:: Records supplied ::

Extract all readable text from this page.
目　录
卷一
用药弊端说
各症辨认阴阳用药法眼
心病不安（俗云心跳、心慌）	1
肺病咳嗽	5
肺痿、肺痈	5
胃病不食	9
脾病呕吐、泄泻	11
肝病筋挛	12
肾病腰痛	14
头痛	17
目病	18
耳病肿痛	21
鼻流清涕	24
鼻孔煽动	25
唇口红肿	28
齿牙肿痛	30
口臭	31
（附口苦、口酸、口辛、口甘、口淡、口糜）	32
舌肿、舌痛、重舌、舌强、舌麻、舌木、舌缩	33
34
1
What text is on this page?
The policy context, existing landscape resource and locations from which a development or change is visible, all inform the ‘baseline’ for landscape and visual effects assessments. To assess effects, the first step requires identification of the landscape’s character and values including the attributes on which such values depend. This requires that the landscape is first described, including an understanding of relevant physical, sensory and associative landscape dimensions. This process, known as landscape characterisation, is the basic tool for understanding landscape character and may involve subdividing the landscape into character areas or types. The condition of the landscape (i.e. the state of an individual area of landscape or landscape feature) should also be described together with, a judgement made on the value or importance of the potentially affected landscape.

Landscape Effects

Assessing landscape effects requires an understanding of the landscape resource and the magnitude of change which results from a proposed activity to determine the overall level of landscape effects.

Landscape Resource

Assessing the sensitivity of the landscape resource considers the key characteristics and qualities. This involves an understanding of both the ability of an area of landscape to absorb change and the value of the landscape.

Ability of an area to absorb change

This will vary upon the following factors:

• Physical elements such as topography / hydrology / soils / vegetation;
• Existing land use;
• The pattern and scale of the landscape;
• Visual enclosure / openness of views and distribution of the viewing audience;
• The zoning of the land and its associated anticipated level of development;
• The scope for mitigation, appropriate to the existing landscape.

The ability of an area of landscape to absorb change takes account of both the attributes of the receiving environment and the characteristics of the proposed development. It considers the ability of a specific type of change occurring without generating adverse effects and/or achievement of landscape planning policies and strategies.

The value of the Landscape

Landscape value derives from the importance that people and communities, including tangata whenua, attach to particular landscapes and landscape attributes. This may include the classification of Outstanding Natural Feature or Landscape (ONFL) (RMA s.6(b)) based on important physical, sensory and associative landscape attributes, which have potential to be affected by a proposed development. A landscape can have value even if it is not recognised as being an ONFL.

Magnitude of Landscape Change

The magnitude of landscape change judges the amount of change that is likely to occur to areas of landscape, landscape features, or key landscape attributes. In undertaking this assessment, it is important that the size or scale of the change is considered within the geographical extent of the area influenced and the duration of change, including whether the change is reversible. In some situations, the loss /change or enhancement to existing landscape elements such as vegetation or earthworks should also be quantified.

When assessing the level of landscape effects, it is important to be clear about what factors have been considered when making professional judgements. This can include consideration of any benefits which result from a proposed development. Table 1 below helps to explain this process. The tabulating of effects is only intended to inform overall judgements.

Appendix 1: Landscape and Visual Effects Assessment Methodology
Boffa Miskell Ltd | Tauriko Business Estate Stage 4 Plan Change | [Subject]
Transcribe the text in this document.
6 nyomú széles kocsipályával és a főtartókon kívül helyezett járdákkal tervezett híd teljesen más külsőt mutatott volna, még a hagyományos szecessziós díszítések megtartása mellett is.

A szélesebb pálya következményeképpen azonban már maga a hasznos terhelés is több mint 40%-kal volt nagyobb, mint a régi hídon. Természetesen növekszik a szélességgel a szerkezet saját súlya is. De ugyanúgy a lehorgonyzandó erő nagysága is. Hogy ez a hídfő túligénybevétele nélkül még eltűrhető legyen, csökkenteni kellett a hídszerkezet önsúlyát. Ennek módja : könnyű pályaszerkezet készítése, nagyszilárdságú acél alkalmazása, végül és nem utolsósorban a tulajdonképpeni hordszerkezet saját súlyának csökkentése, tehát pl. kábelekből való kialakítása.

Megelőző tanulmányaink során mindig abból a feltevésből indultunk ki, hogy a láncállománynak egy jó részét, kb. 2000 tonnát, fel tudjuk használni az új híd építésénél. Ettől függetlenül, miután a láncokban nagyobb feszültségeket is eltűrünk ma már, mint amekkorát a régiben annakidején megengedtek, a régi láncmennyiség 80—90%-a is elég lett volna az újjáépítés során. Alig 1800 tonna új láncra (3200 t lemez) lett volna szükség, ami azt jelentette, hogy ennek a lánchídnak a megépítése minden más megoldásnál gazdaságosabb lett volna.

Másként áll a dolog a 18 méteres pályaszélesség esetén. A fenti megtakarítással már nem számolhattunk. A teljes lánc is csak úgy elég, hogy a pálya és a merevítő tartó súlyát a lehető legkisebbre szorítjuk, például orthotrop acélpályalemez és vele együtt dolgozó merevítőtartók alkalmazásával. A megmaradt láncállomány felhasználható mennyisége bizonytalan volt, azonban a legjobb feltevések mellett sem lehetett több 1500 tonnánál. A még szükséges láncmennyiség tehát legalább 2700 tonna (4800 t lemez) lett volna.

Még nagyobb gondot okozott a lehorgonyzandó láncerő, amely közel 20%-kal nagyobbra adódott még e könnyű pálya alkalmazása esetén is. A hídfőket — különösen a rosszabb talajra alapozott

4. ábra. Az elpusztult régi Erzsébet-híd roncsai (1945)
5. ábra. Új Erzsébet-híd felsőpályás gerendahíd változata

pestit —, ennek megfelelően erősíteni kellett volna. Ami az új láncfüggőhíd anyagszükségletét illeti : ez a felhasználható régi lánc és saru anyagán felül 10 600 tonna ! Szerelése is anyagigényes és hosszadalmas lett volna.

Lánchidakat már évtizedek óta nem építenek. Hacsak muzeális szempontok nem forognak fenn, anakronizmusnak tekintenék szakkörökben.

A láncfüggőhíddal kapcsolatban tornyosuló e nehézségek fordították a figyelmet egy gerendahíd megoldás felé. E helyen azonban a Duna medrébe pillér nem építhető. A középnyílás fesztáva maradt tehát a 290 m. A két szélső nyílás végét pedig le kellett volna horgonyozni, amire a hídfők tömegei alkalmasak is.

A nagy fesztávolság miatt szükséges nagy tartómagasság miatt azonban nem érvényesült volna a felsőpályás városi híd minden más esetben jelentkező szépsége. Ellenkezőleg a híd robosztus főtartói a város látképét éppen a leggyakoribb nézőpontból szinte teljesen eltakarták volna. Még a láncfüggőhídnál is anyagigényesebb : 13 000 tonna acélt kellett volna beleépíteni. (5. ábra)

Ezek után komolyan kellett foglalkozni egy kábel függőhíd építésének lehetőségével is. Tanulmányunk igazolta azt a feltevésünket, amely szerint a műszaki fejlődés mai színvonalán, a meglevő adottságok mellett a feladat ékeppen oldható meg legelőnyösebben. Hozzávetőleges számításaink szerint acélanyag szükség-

:::

Given instruction:
Return each line of the records above exactly as it reads.

Exercise output:
Extract all readable text from this page.
目　录
卷一
用药弊端说
各症辨认阴阳用药法眼
心病不安（俗云心跳、心慌）	1
肺病咳嗽	5
肺痿、肺痈	5
胃病不食	9
脾病呕吐、泄泻	11
肝病筋挛	12
肾病腰痛	14
头痛	17
目病	18
耳病肿痛	21
鼻流清涕	24
鼻孔煽动	25
唇口红肿	28
齿牙肿痛	30
口臭	31
（附口苦、口酸、口辛、口甘、口淡、口糜）	32
舌肿、舌痛、重舌、舌强、舌麻、舌木、舌缩	33
34
1
What text is on this page?
The policy context, existing landscape resource and locations from which a development or change is visible, all inform the ‘baseline’ for landscape and visual effects assessments. To assess effects, the first step requires identification of the landscape’s character and values including the attributes on which such values depend. This requires that the landscape is first described, including an understanding of relevant physical, sensory and associative landscape dimensions. This process, known as landscape characterisation, is the basic tool for understanding landscape character and may involve subdividing the landscape into character areas or types. The condition of the landscape (i.e. the state of an individual area of landscape or landscape feature) should also be described together with, a judgement made on the value or importance of the potentially affected landscape.

Landscape Effects

Assessing landscape effects requires an understanding of the landscape resource and the magnitude of change which results from a proposed activity to determine the overall level of landscape effects.

Landscape Resource

Assessing the sensitivity of the landscape resource considers the key characteristics and qualities. This involves an understanding of both the ability of an area of landscape to absorb change and the value of the landscape.

Ability of an area to absorb change

This will vary upon the following factors:

• Physical elements such as topography / hydrology / soils / vegetation;
• Existing land use;
• The pattern and scale of the landscape;
• Visual enclosure / openness of views and distribution of the viewing audience;
• The zoning of the land and its associated anticipated level of development;
• The scope for mitigation, appropriate to the existing landscape.

The ability of an area of landscape to absorb change takes account of both the attributes of the receiving environment and the characteristics of the proposed development. It considers the ability of a specific type of change occurring without generating adverse effects and/or achievement of landscape planning policies and strategies.

The value of the Landscape

Landscape value derives from the importance that people and communities, including tangata whenua, attach to particular landscapes and landscape attributes. This may include the classification of Outstanding Natural Feature or Landscape (ONFL) (RMA s.6(b)) based on important physical, sensory and associative landscape attributes, which have potential to be affected by a proposed development. A landscape can have value even if it is not recognised as being an ONFL.

Magnitude of Landscape Change

The magnitude of landscape change judges the amount of change that is likely to occur to areas of landscape, landscape features, or key landscape attributes. In undertaking this assessment, it is important that the size or scale of the change is considered within the geographical extent of the area influenced and the duration of change, including whether the change is reversible. In some situations, the loss /change or enhancement to existing landscape elements such as vegetation or earthworks should also be quantified.

When assessing the level of landscape effects, it is important to be clear about what factors have been considered when making professional judgements. This can include consideration of any benefits which result from a proposed development. Table 1 below helps to explain this process. The tabulating of effects is only intended to inform overall judgements.

Appendix 1: Landscape and Visual Effects Assessment Methodology
Boffa Miskell Ltd | Tauriko Business Estate Stage 4 Plan Change | [Subject]
Transcribe the text in this document.
6 nyomú széles kocsipályával és a főtartókon kívül helyezett járdákkal tervezett híd teljesen más külsőt mutatott volna, még a hagyományos szecessziós díszítések megtartása mellett is.

A szélesebb pálya következményeképpen azonban már maga a hasznos terhelés is több mint 40%-kal volt nagyobb, mint a régi hídon. Természetesen növekszik a szélességgel a szerkezet saját súlya is. De ugyanúgy a lehorgonyzandó erő nagysága is. Hogy ez a hídfő túligénybevétele nélkül még eltűrhető legyen, csökkenteni kellett a hídszerkezet önsúlyát. Ennek módja : könnyű pályaszerkezet készítése, nagyszilárdságú acél alkalmazása, végül és nem utolsósorban a tulajdonképpeni hordszerkezet saját súlyának csökkentése, tehát pl. kábelekből való kialakítása.

Megelőző tanulmányaink során mindig abból a feltevésből indultunk ki, hogy a láncállománynak egy jó részét, kb. 2000 tonnát, fel tudjuk használni az új híd építésénél. Ettől függetlenül, miután a láncokban nagyobb feszültségeket is eltűrünk ma már, mint amekkorát a régiben annakidején megengedtek, a régi láncmennyiség 80—90%-a is elég lett volna az újjáépítés során. Alig 1800 tonna új láncra (3200 t lemez) lett volna szükség, ami azt jelentette, hogy ennek a lánchídnak a megépítése minden más megoldásnál gazdaságosabb lett volna.

Másként áll a dolog a 18 méteres pályaszélesség esetén. A fenti megtakarítással már nem számolhattunk. A teljes lánc is csak úgy elég, hogy a pálya és a merevítő tartó súlyát a lehető legkisebbre szorítjuk, például orthotrop acélpályalemez és vele együtt dolgozó merevítőtartók alkalmazásával. A megmaradt láncállomány felhasználható mennyisége bizonytalan volt, azonban a legjobb feltevések mellett sem lehetett több 1500 tonnánál. A még szükséges láncmennyiség tehát legalább 2700 tonna (4800 t lemez) lett volna.

Még nagyobb gondot okozott a lehorgonyzandó láncerő, amely közel 20%-kal nagyobbra adódott még e könnyű pálya alkalmazása esetén is. A hídfőket — különösen a rosszabb talajra alapozott

4. ábra. Az elpusztult régi Erzsébet-híd roncsai (1945)
5. ábra. Új Erzsébet-híd felsőpályás gerendahíd változata

pestit —, ennek megfelelően erősíteni kellett volna. Ami az új láncfüggőhíd anyagszükségletét illeti : ez a felhasználható régi lánc és saru anyagán felül 10 600 tonna ! Szerelése is anyagigényes és hosszadalmas lett volna.

Lánchidakat már évtizedek óta nem építenek. Hacsak muzeális szempontok nem forognak fenn, anakronizmusnak tekintenék szakkörökben.

A láncfüggőhíddal kapcsolatban tornyosuló e nehézségek fordították a figyelmet egy gerendahíd megoldás felé. E helyen azonban a Duna medrébe pillér nem építhető. A középnyílás fesztáva maradt tehát a 290 m. A két szélső nyílás végét pedig le kellett volna horgonyozni, amire a hídfők tömegei alkalmasak is.

A nagy fesztávolság miatt szükséges nagy tartómagasság miatt azonban nem érvényesült volna a felsőpályás városi híd minden más esetben jelentkező szépsége. Ellenkezőleg a híd robosztus főtartói a város látképét éppen a leggyakoribb nézőpontból szinte teljesen eltakarták volna. Még a láncfüggőhídnál is anyagigényesebb : 13 000 tonna acélt kellett volna beleépíteni. (5. ábra)

Ezek után komolyan kellett foglalkozni egy kábel függőhíd építésének lehetőségével is. Tanulmányunk igazolta azt a feltevésünket, amely szerint a műszaki fejlődés mai színvonalán, a meglevő adottságok mellett a feladat ékeppen oldható meg legelőnyösebben. Hozzávetőleges számításaink szerint acélanyag szükség-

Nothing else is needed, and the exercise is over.